Texto proporcionado -
Paseamos por la ciudad -al fin y al cabo eran más o menos las dos y media cuando hemos llegado y, aunque hayamos estado un rato descansando en la habitación, aún quedan algunas horas antes de que se haga de noche-.

La ciudad es diminuta. Las casas son chalets unifamiliares, separados unos de otros (lo que hace que tenga más extensión). Nos dedicamos, como buenos turistas, a mirar. La gente hace su vida normal por la calle, aunque a ratos cae una ligera llovizna. No soy capaz de distinguir a los turistas de los islandeses. Tengo la impresión de que hay más turistas que nativos, pero no sabría decirlo. 
La ciudad ha hecho un esfuerzo por conservar el estilo de las casitas de madera de los años 20 y 30, que se ven cuidadas y reconstruidas con cariño (y dinero).

Registros listados -
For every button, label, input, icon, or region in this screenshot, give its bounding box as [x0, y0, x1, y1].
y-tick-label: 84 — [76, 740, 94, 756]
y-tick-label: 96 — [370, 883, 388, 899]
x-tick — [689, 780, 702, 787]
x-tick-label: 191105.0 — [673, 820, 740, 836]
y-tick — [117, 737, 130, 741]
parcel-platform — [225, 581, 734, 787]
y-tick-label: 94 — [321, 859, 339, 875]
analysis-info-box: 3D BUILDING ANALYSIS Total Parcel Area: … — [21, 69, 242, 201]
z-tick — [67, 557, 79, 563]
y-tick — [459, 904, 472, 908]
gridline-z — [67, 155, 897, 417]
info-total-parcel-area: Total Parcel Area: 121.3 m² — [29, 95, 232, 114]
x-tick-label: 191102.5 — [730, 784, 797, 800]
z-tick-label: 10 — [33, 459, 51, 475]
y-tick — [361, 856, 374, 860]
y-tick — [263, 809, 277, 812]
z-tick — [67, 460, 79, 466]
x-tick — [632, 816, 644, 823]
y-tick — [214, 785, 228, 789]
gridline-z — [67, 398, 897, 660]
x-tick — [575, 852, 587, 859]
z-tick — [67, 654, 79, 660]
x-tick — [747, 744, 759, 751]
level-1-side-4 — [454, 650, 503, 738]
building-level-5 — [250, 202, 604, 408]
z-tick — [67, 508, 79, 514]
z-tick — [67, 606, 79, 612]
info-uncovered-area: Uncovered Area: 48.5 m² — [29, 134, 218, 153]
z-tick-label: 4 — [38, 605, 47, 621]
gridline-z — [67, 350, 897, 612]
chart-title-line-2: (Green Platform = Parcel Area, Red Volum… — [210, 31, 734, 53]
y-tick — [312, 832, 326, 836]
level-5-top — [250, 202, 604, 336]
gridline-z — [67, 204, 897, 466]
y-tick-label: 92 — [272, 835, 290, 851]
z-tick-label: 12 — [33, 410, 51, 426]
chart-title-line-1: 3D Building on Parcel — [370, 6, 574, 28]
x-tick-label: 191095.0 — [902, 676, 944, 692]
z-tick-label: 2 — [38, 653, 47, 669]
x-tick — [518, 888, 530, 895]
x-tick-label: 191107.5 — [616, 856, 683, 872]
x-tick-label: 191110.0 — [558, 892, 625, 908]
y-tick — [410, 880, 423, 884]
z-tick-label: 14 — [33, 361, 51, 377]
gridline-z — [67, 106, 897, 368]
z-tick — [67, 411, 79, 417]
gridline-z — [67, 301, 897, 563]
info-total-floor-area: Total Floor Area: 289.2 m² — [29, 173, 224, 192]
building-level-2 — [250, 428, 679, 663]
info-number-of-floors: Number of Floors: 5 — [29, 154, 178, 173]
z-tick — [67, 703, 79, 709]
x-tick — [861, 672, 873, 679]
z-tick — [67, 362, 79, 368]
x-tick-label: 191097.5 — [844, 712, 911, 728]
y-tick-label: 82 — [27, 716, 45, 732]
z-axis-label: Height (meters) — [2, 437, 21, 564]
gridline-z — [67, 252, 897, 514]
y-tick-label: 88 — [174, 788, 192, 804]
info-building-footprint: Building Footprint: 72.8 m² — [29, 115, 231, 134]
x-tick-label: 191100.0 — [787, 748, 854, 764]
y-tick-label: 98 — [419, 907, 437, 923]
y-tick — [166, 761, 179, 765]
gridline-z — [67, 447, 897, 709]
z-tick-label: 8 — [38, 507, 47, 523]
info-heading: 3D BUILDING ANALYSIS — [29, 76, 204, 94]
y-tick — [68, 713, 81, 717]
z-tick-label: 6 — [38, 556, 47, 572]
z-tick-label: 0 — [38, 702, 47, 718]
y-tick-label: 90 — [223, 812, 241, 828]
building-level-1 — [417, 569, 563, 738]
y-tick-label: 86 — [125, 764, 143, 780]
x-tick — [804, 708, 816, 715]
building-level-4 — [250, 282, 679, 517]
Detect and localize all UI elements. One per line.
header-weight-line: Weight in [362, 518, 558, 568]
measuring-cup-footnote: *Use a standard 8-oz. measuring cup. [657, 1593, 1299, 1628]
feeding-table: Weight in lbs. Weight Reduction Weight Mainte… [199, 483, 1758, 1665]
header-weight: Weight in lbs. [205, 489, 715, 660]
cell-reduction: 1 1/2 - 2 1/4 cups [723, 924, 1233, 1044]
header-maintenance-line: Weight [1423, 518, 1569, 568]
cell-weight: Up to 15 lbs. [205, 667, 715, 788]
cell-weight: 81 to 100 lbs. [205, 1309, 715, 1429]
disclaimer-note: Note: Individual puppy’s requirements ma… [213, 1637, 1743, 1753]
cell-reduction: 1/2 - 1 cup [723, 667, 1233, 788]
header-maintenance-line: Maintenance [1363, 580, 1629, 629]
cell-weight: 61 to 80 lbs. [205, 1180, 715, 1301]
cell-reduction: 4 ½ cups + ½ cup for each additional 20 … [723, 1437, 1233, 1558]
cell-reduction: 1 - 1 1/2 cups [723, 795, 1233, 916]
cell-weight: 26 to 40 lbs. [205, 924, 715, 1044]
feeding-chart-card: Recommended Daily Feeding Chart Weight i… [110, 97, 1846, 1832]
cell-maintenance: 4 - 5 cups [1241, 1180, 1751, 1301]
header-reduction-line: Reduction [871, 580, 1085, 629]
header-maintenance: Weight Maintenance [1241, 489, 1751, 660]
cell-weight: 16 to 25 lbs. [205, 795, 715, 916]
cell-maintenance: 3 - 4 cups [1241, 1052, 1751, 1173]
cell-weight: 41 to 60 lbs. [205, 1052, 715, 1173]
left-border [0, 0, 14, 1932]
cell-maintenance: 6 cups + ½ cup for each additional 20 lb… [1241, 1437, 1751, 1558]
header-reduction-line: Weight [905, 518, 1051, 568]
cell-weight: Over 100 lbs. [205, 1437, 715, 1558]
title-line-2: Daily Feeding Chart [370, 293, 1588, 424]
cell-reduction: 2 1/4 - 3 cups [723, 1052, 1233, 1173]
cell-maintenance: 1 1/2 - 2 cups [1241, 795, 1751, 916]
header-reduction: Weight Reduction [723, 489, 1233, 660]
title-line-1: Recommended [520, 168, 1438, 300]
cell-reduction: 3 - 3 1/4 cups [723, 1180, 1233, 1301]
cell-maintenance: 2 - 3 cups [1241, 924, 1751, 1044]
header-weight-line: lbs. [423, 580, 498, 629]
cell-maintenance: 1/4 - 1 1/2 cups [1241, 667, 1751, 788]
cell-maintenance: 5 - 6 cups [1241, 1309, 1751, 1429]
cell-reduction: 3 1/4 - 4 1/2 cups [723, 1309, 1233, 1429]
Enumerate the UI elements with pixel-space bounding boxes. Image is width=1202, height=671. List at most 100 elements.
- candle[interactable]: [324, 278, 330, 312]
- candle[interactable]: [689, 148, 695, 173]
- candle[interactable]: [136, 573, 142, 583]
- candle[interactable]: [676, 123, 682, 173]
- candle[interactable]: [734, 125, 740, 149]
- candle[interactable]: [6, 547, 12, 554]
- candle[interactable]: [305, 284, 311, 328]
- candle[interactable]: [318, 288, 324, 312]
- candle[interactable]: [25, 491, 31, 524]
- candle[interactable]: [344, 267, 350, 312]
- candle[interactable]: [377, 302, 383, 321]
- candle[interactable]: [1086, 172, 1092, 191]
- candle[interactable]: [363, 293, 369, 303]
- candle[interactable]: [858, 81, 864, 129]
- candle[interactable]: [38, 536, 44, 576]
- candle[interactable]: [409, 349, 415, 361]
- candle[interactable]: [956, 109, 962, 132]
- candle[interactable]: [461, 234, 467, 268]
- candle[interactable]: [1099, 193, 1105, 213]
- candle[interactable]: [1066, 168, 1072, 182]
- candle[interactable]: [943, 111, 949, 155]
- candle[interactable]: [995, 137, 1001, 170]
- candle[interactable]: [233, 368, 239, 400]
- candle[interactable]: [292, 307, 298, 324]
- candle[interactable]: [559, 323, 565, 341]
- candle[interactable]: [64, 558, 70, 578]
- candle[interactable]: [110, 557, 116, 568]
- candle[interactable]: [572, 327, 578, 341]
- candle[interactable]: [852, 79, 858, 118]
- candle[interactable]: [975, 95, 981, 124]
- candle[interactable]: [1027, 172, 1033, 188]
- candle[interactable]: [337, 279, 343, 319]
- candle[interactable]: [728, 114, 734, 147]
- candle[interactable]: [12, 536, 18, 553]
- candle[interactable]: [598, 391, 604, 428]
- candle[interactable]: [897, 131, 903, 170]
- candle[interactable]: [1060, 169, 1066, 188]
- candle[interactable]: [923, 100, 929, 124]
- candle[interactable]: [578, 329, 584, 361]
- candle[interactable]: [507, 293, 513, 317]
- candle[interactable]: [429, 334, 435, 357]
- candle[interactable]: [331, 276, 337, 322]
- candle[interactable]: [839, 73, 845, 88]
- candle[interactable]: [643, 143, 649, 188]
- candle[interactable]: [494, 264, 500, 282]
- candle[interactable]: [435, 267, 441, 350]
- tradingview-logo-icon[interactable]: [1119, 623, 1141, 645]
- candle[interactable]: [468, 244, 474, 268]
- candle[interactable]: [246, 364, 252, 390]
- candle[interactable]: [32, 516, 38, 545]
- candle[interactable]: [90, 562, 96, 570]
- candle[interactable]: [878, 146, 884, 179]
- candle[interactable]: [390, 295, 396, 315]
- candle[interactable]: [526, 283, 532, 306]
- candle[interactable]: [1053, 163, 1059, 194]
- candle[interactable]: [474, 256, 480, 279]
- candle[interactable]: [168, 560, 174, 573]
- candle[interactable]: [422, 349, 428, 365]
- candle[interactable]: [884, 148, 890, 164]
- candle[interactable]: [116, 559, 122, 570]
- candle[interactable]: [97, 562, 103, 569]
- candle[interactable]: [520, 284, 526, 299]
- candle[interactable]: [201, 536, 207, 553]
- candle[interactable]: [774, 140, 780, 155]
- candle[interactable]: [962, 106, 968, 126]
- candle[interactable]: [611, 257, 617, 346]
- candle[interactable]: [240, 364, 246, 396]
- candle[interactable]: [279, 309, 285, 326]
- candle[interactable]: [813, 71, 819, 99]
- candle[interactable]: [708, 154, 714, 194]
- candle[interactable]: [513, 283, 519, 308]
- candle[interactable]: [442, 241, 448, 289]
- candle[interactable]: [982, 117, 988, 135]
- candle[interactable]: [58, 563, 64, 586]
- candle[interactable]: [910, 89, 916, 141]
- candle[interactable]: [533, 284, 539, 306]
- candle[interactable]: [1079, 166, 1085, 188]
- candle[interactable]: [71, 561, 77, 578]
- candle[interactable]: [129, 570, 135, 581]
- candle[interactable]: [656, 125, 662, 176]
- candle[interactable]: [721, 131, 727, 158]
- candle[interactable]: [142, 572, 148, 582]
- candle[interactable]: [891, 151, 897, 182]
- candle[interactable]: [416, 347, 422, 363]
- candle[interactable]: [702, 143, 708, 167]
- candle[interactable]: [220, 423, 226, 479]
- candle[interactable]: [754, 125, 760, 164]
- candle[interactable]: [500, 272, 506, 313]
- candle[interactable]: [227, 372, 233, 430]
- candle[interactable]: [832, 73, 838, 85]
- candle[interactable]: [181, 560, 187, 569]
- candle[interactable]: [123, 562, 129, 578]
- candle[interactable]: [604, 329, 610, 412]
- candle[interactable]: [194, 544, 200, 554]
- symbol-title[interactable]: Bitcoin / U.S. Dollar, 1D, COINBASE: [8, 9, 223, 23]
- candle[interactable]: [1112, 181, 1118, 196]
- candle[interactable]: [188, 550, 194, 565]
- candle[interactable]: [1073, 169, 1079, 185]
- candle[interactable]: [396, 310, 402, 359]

Tareas por hacer -
1 - Responde sobre el texto del paseo por la ciudad:
(a) ¿A qué hora aproximada llegaron?
(b) ¿Qué tipo de casas hay en la ciudad?
(c) ¿De qué décadas es el estilo de las casitas de madera que la ciudad ha procurado conservar?
2 - Copia del texto del paseo por la ciudad el fragmento que va desde "La ciudad ha" hasta "cariño (y dinero).", ambos incluidos.

Resultados por tarea -
1 -
(a) Más o menos a las dos y media.
(b) Chalets unifamiliares, separados unos de otros.
(c) De los años 20 y 30.

2 -
La ciudad ha hecho un esfuerzo por conservar el estilo de las casitas de madera de los años 20 y 30, que se ven cuidadas y reconstruidas con cariño (y dinero).